(Records from a dataset)
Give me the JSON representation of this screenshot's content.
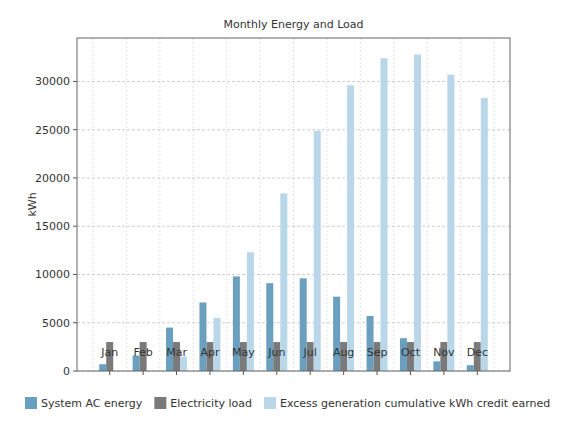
{
  "chart_data": {
    "type": "bar",
    "title": "Monthly Energy and Load",
    "y_label": "kWh",
    "categories": [
      "Jan",
      "Feb",
      "Mar",
      "Apr",
      "May",
      "Jun",
      "Jul",
      "Aug",
      "Sep",
      "Oct",
      "Nov",
      "Dec"
    ],
    "series": [
      {
        "name": "System AC energy",
        "color": "#6a9fbf",
        "values": [
          700,
          1600,
          4500,
          7100,
          9800,
          9100,
          9600,
          7700,
          5700,
          3400,
          1000,
          600
        ]
      },
      {
        "name": "Electricity load",
        "color": "#7a7a7a",
        "values": [
          3000,
          3000,
          3000,
          3000,
          3000,
          3000,
          3000,
          3000,
          3000,
          3000,
          3000,
          3000
        ]
      },
      {
        "name": "Excess generation cumulative kWh credit earned",
        "color": "#b9d7e8",
        "values": [
          0,
          0,
          1500,
          5500,
          12300,
          18400,
          24900,
          29600,
          32400,
          32800,
          30700,
          28300
        ]
      }
    ],
    "ylim": [
      0,
      34500
    ],
    "yticks": [
      0,
      5000,
      10000,
      15000,
      20000,
      25000,
      30000
    ],
    "grid": true,
    "legend": "bottom"
  }
}
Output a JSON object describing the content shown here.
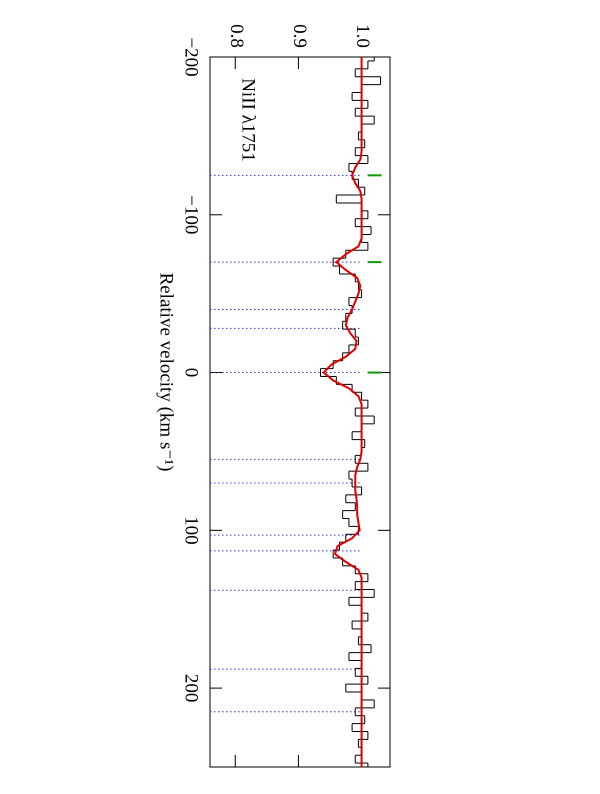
{
  "chart_data": {
    "type": "step",
    "annotation": "NiII λ1751",
    "xlabel": "Relative velocity (km s⁻¹)",
    "xlim": [
      -200,
      250
    ],
    "ylim": [
      0.76,
      1.045
    ],
    "xticks": [
      {
        "value": -200,
        "label": "−200"
      },
      {
        "value": -100,
        "label": "−100"
      },
      0,
      100,
      200
    ],
    "yticks": [
      0.8,
      0.9,
      {
        "value": 1,
        "label": "1.0"
      }
    ],
    "x": [
      -200,
      -195,
      -190,
      -185,
      -180,
      -175,
      -170,
      -165,
      -160,
      -155,
      -150,
      -145,
      -140,
      -135,
      -130,
      -125,
      -120,
      -115,
      -110,
      -105,
      -100,
      -95,
      -90,
      -85,
      -80,
      -75,
      -70,
      -65,
      -60,
      -55,
      -50,
      -45,
      -40,
      -35,
      -30,
      -25,
      -20,
      -15,
      -10,
      -5,
      0,
      5,
      10,
      15,
      20,
      25,
      30,
      35,
      40,
      45,
      50,
      55,
      60,
      65,
      70,
      75,
      80,
      85,
      90,
      95,
      100,
      105,
      110,
      115,
      120,
      125,
      130,
      135,
      140,
      145,
      150,
      155,
      160,
      165,
      170,
      175,
      180,
      185,
      190,
      195,
      200,
      205,
      210,
      215,
      220,
      225,
      230,
      235,
      240,
      245,
      250
    ],
    "series": [
      {
        "color": "#000000",
        "values": [
          1.02,
          1.01,
          0.99,
          1.03,
          1.0,
          0.985,
          1.01,
          0.99,
          1.02,
          1.0,
          0.995,
          1.005,
          0.99,
          1.01,
          0.98,
          0.985,
          0.995,
          1.005,
          0.96,
          1.0,
          1.01,
          0.99,
          1.015,
          1.0,
          1.01,
          0.975,
          0.955,
          0.965,
          0.99,
          0.995,
          1.0,
          0.98,
          0.985,
          0.975,
          0.97,
          0.99,
          0.995,
          0.98,
          0.97,
          0.955,
          0.935,
          0.96,
          0.985,
          1.0,
          1.01,
          0.99,
          1.02,
          1.0,
          0.985,
          1.005,
          1.0,
          0.99,
          1.01,
          0.98,
          0.985,
          1.0,
          0.975,
          0.99,
          0.97,
          0.98,
          0.995,
          0.975,
          0.965,
          0.955,
          0.97,
          0.99,
          1.01,
          0.99,
          1.02,
          0.98,
          1.0,
          1.01,
          0.985,
          1.0,
          0.995,
          1.015,
          0.98,
          1.0,
          0.99,
          1.01,
          0.975,
          1.0,
          1.02,
          0.99,
          1.005,
          0.985,
          1.01,
          0.995,
          1.0,
          0.99,
          1.01
        ]
      },
      {
        "color": "#e00000",
        "values": [
          1.0,
          1.0,
          1.0,
          1.0,
          1.0,
          1.0,
          1.0,
          1.0,
          1.0,
          1.0,
          1.0,
          1.0,
          1.0,
          0.998,
          0.99,
          0.985,
          0.99,
          0.998,
          1.0,
          1.0,
          1.0,
          1.0,
          1.0,
          1.0,
          0.995,
          0.975,
          0.96,
          0.975,
          0.993,
          0.998,
          0.995,
          0.99,
          0.985,
          0.978,
          0.975,
          0.982,
          0.992,
          0.99,
          0.975,
          0.952,
          0.94,
          0.955,
          0.98,
          0.995,
          1.0,
          1.0,
          1.0,
          1.0,
          1.0,
          1.0,
          1.0,
          0.998,
          0.993,
          0.99,
          0.99,
          0.99,
          0.992,
          0.993,
          0.993,
          0.995,
          0.997,
          0.985,
          0.962,
          0.958,
          0.975,
          0.995,
          1.0,
          1.0,
          1.0,
          1.0,
          1.0,
          1.0,
          1.0,
          1.0,
          1.0,
          1.0,
          1.0,
          1.0,
          1.0,
          1.0,
          1.0,
          1.0,
          1.0,
          1.0,
          1.0,
          1.0,
          1.0,
          1.0,
          1.0,
          1.0,
          1.0
        ]
      }
    ],
    "components": [
      -125,
      -70,
      -40,
      -28,
      0,
      55,
      70,
      103,
      113,
      138,
      188,
      215
    ],
    "component_color": "#3333cc",
    "markers": [
      -125,
      -70,
      0
    ],
    "marker_color": "#119911"
  }
}
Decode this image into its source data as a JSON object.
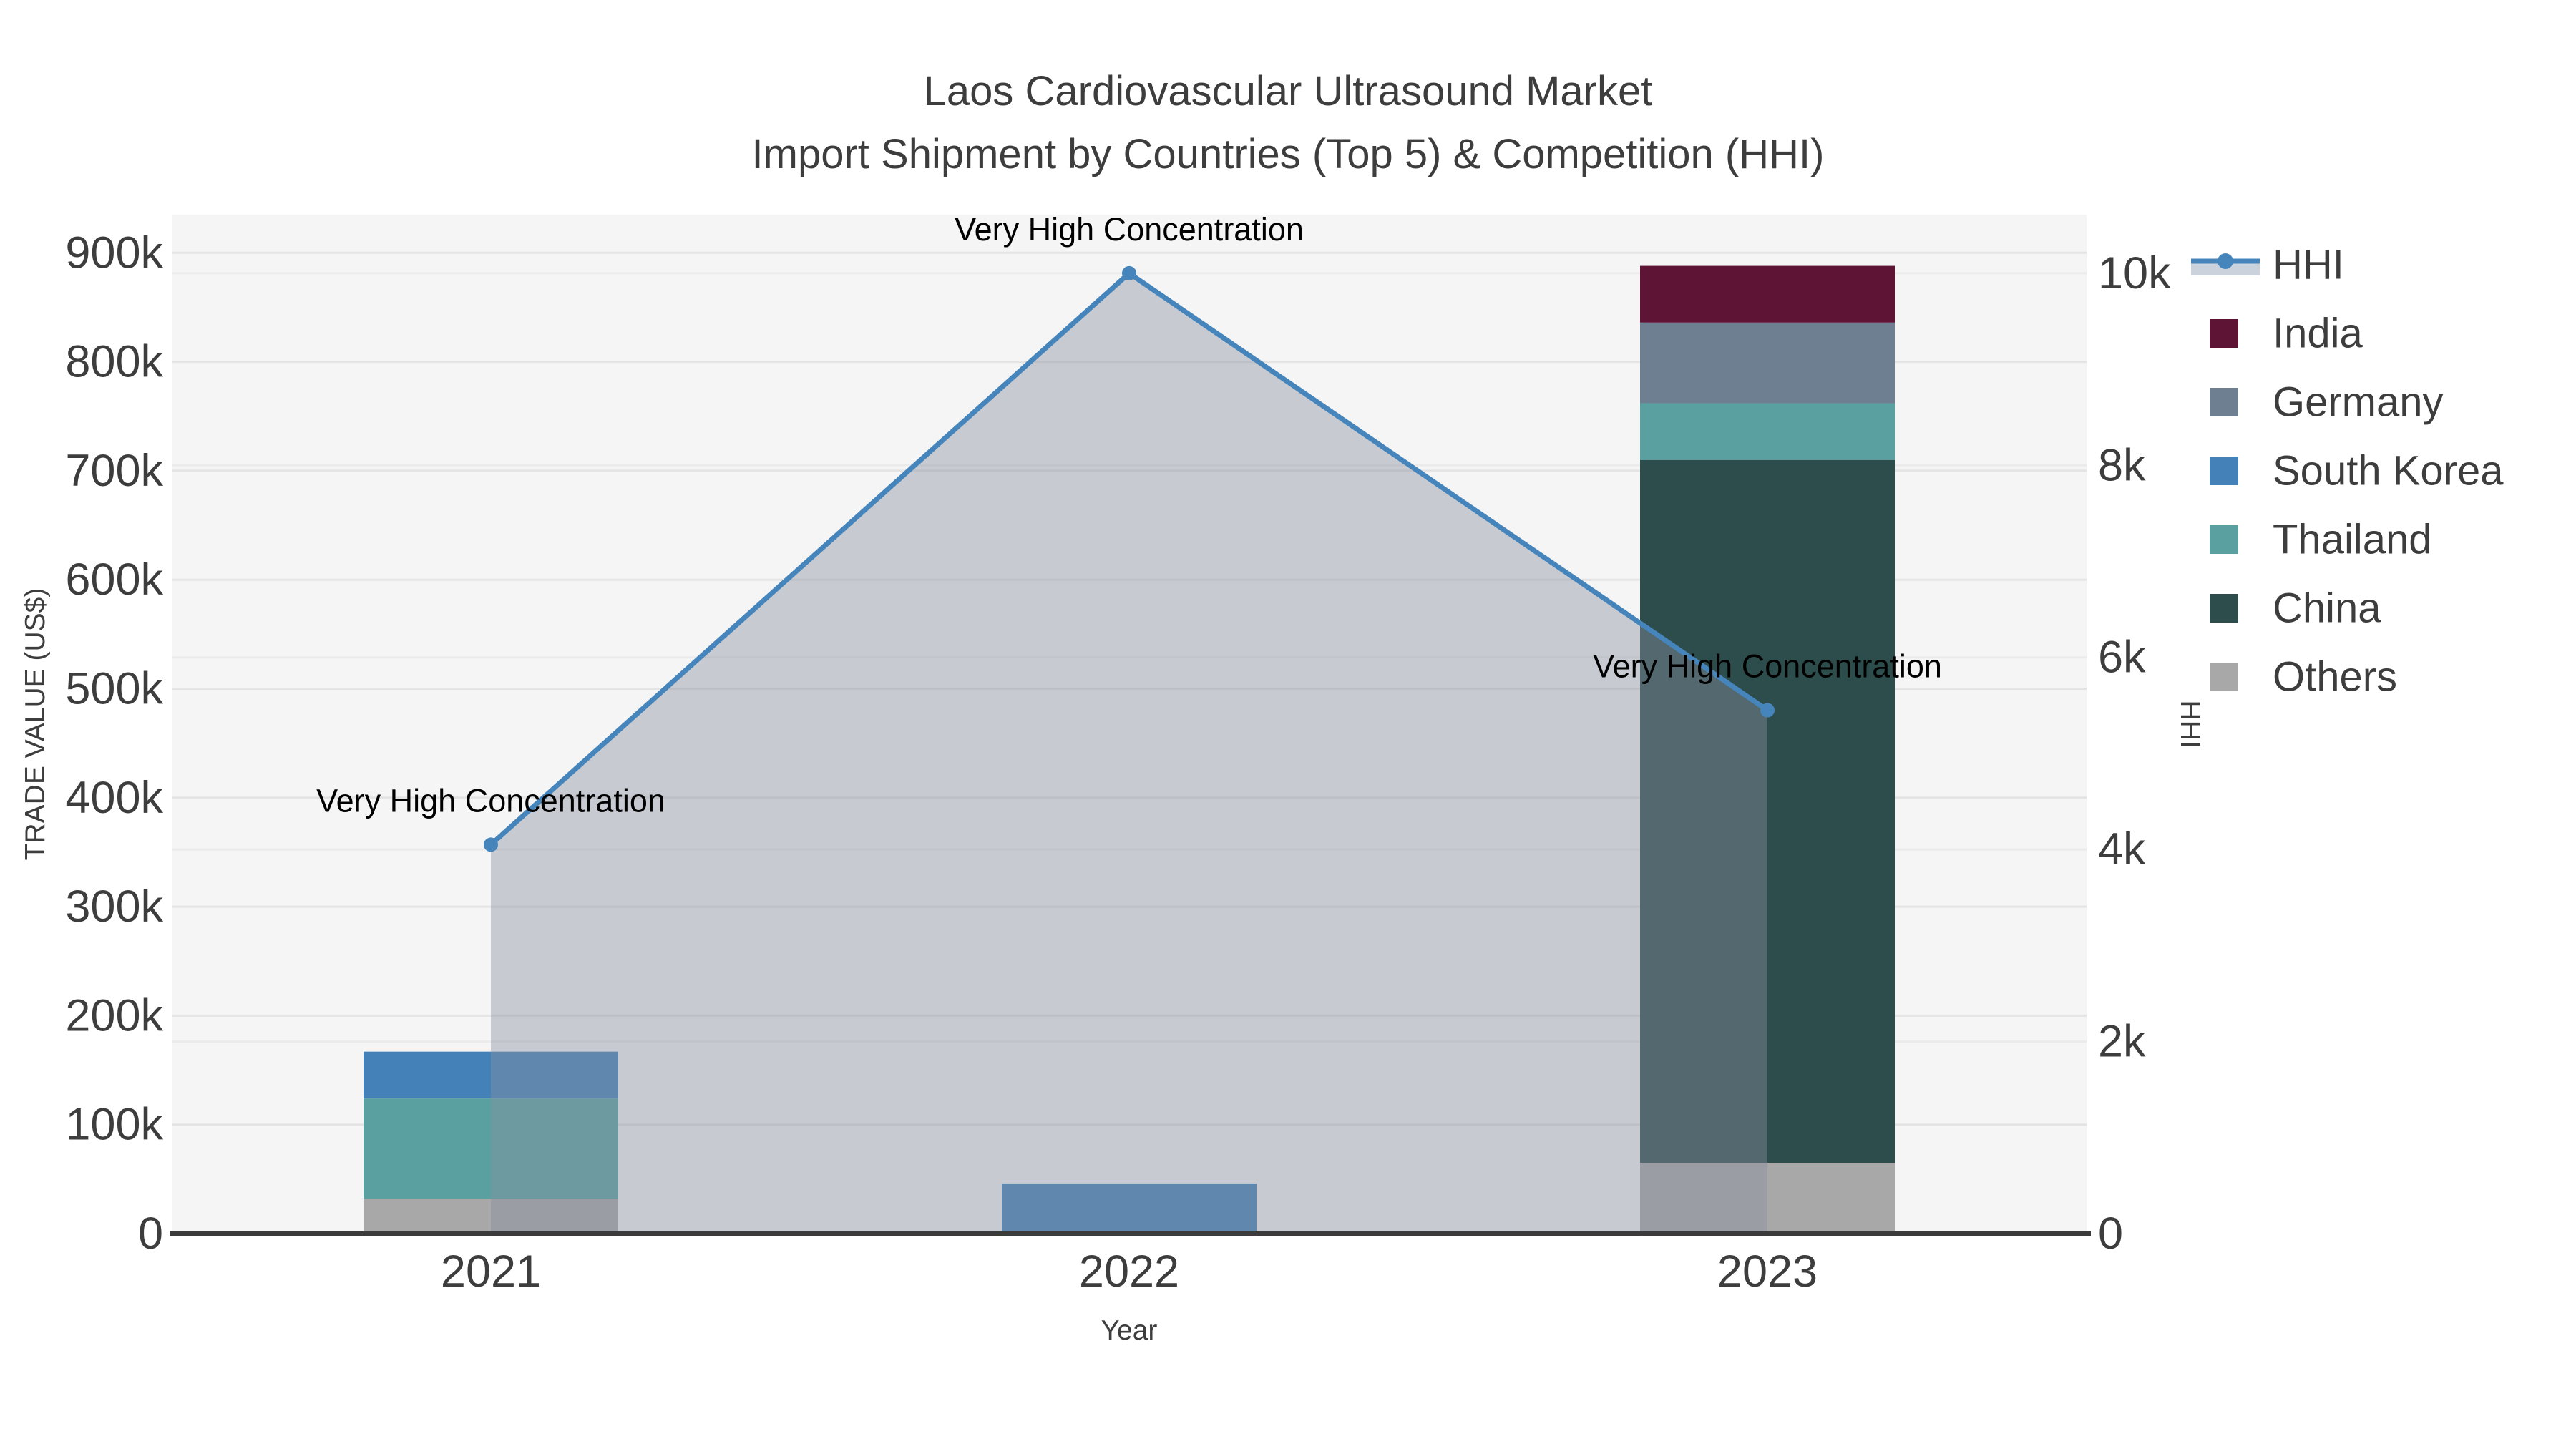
{
  "chart_data": {
    "type": "bar+line",
    "title": "Laos Cardiovascular Ultrasound Market",
    "subtitle": "Import Shipment by Countries (Top 5) & Competition (HHI)",
    "categories": [
      "2021",
      "2022",
      "2023"
    ],
    "xlabel": "Year",
    "yaxis_left": {
      "title": "TRADE VALUE (US$)",
      "range": [
        0,
        935000
      ],
      "grid": true,
      "ticks": [
        {
          "value": 0,
          "label": "0"
        },
        {
          "value": 100000,
          "label": "100k"
        },
        {
          "value": 200000,
          "label": "200k"
        },
        {
          "value": 300000,
          "label": "300k"
        },
        {
          "value": 400000,
          "label": "400k"
        },
        {
          "value": 500000,
          "label": "500k"
        },
        {
          "value": 600000,
          "label": "600k"
        },
        {
          "value": 700000,
          "label": "700k"
        },
        {
          "value": 800000,
          "label": "800k"
        },
        {
          "value": 900000,
          "label": "900k"
        }
      ]
    },
    "yaxis_right": {
      "title": "HHI",
      "range": [
        0,
        10610
      ],
      "grid": true,
      "ticks": [
        {
          "value": 0,
          "label": "0"
        },
        {
          "value": 2000,
          "label": "2k"
        },
        {
          "value": 4000,
          "label": "4k"
        },
        {
          "value": 6000,
          "label": "6k"
        },
        {
          "value": 8000,
          "label": "8k"
        },
        {
          "value": 10000,
          "label": "10k"
        }
      ]
    },
    "bar_series": [
      {
        "name": "Others",
        "color": "#a8a8a8",
        "values": [
          32000,
          0,
          65000
        ]
      },
      {
        "name": "China",
        "color": "#2d4d4d",
        "values": [
          0,
          0,
          645000
        ]
      },
      {
        "name": "Thailand",
        "color": "#5ba0a0",
        "values": [
          92000,
          0,
          52000
        ]
      },
      {
        "name": "South Korea",
        "color": "#4481b8",
        "values": [
          43000,
          46000,
          0
        ]
      },
      {
        "name": "Germany",
        "color": "#6e7f92",
        "values": [
          0,
          0,
          74000
        ]
      },
      {
        "name": "India",
        "color": "#5e1434",
        "values": [
          0,
          0,
          52000
        ]
      }
    ],
    "line_series": {
      "name": "HHI",
      "color": "#4685bb",
      "area_fill": "rgba(135,146,159,0.42)",
      "values": [
        4050,
        10000,
        5450
      ]
    },
    "annotations": [
      {
        "category": "2021",
        "text": "Very High Concentration"
      },
      {
        "category": "2022",
        "text": "Very High Concentration"
      },
      {
        "category": "2023",
        "text": "Very High Concentration"
      }
    ],
    "legend": [
      {
        "label": "HHI",
        "swatch": "line",
        "color": "#4685bb"
      },
      {
        "label": "India",
        "swatch": "box",
        "color": "#5e1434"
      },
      {
        "label": "Germany",
        "swatch": "box",
        "color": "#6e7f92"
      },
      {
        "label": "South Korea",
        "swatch": "box",
        "color": "#4481b8"
      },
      {
        "label": "Thailand",
        "swatch": "box",
        "color": "#5ba0a0"
      },
      {
        "label": "China",
        "swatch": "box",
        "color": "#2d4d4d"
      },
      {
        "label": "Others",
        "swatch": "box",
        "color": "#a8a8a8"
      }
    ],
    "colors": {
      "paper_bg": "#ffffff",
      "plot_bg": "#f5f5f5",
      "grid_left": "#e4e4e4",
      "grid_right": "#ebebeb",
      "axis_line": "#3b3b3b",
      "text": "#3d3d3d",
      "legend_band": "#ccd2dc"
    }
  }
}
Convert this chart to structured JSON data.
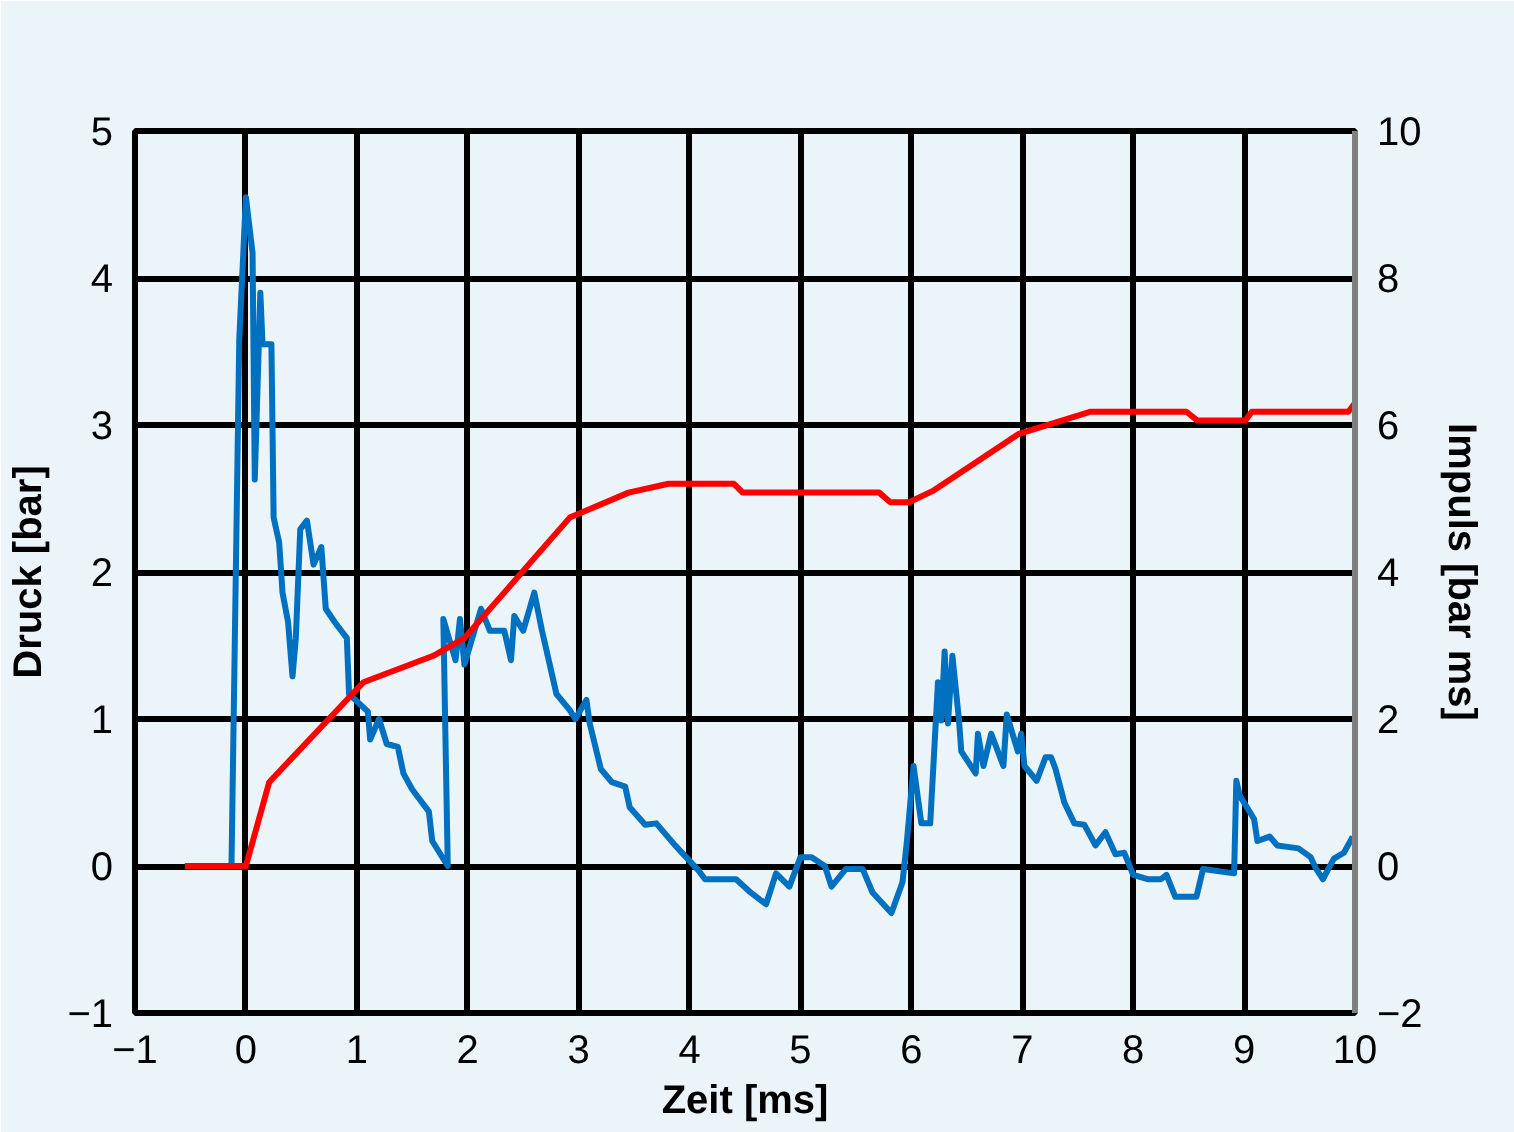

> [THE PROBLEM]:
Return all lines with the word "content" in them.

> [SOLUTION TO THIS PROBLEM]:
Give me the JSON representation of this screenshot's content.
Output a JSON object describing the content shown here.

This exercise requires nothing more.